# Records supplied start

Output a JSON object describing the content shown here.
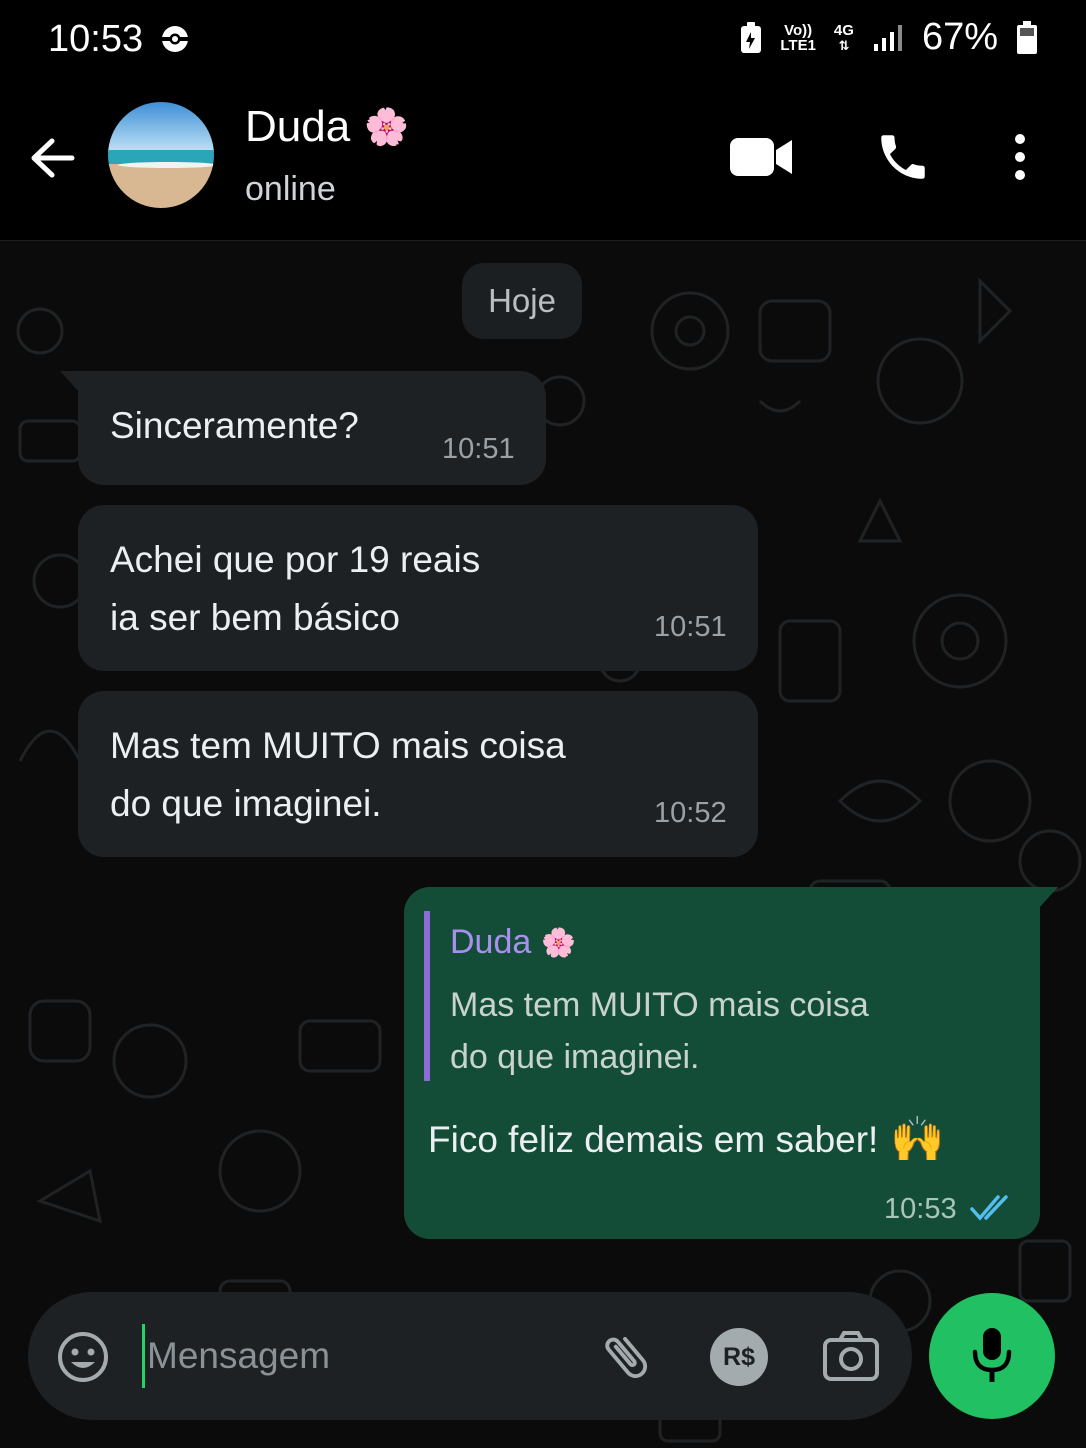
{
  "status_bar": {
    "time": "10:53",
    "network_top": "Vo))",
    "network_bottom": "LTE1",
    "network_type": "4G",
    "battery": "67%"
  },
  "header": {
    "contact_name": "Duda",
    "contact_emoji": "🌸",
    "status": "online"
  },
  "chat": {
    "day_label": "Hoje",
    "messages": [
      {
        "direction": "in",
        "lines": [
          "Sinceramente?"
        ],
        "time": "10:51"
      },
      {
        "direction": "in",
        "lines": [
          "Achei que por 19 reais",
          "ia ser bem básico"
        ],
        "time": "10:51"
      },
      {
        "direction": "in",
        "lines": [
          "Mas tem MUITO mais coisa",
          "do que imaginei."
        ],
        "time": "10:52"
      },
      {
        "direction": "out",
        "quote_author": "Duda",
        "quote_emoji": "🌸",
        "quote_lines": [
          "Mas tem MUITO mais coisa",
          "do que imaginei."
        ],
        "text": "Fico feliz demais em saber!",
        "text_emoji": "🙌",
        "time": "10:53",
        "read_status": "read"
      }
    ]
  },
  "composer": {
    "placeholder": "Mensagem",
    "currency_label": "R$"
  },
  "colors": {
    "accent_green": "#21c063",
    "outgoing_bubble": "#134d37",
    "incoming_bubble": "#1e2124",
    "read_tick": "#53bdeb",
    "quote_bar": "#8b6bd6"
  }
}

# Records supplied end
# Records supplied start

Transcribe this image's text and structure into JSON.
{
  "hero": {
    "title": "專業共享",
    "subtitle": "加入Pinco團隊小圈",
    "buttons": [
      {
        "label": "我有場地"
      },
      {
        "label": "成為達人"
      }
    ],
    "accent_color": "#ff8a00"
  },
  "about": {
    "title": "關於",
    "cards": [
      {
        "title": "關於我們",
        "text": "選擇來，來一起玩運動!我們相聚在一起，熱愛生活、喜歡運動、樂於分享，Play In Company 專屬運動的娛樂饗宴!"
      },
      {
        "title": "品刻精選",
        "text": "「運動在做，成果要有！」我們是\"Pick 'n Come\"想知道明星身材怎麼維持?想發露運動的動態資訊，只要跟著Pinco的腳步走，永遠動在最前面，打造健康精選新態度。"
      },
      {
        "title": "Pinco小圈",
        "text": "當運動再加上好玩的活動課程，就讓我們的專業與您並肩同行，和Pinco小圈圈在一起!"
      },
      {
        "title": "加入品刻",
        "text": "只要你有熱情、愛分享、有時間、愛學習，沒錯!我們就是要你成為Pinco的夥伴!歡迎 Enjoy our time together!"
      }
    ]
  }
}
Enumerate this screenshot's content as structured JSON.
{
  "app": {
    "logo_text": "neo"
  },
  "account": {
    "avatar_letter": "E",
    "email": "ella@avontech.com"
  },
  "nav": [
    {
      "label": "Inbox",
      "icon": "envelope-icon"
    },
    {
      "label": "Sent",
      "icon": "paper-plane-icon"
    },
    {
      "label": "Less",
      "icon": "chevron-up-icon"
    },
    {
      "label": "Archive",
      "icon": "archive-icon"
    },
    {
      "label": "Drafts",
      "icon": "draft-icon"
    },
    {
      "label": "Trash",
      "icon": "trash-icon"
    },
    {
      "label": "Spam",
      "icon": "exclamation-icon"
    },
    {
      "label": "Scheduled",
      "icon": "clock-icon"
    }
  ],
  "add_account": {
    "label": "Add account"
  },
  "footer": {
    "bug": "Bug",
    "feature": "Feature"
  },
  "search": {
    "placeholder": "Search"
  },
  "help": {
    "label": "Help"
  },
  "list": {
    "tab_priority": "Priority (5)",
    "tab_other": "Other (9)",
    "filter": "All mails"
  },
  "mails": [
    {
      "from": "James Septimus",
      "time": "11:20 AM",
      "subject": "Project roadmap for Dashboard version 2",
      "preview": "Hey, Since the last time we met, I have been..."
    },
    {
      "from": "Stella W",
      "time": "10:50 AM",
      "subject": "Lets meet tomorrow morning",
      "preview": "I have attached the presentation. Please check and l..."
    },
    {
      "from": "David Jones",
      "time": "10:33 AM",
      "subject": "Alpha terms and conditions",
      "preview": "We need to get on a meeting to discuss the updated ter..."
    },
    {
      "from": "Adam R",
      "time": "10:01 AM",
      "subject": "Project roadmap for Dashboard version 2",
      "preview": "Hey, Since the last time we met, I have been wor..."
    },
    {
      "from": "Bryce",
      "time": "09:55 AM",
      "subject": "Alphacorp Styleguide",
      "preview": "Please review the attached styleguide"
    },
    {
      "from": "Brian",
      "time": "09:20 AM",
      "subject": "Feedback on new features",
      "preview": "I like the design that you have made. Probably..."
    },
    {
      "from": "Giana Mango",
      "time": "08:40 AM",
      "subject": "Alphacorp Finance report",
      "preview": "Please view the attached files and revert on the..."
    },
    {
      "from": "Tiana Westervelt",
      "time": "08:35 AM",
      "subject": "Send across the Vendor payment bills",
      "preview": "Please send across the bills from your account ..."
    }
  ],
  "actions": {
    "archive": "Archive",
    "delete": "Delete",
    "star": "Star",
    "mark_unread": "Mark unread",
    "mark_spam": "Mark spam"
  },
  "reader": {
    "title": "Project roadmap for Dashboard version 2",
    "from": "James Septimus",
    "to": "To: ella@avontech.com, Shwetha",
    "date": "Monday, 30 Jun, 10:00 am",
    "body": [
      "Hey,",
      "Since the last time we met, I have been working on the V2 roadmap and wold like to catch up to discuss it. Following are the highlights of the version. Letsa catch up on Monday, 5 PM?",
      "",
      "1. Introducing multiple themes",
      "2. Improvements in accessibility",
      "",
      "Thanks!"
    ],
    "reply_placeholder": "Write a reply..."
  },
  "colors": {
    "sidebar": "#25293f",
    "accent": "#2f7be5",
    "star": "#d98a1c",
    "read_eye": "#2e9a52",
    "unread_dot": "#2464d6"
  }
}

# Records supplied end
# Records supplied start

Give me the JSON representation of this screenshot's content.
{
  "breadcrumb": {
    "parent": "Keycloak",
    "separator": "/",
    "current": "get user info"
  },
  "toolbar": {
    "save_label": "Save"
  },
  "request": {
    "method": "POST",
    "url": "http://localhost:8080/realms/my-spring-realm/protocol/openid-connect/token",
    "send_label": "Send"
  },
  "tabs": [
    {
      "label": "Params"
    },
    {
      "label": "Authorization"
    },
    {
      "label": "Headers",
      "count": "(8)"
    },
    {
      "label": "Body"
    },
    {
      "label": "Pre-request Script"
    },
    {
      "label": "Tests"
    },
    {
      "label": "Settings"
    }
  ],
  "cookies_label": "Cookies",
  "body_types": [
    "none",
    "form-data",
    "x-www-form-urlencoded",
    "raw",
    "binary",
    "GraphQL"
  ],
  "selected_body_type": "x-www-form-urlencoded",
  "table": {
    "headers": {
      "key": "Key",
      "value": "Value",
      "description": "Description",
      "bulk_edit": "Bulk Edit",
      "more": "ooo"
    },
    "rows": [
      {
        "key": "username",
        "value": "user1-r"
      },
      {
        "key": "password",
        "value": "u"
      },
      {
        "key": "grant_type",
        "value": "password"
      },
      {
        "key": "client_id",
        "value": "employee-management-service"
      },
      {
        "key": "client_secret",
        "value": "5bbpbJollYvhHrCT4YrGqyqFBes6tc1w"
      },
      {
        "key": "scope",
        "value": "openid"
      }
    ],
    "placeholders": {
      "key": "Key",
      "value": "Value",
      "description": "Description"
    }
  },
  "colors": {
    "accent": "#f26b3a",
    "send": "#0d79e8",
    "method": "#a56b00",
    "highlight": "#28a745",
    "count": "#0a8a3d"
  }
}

# Records supplied end

— What the exercise asks —
In the entries above, locate every line with the word "this" and copy it.

— In response —
Transcribe this image's text and structure into JSON.
Enumerate this screenshot's content as structured JSON.
Give me the JSON representation of this screenshot's content.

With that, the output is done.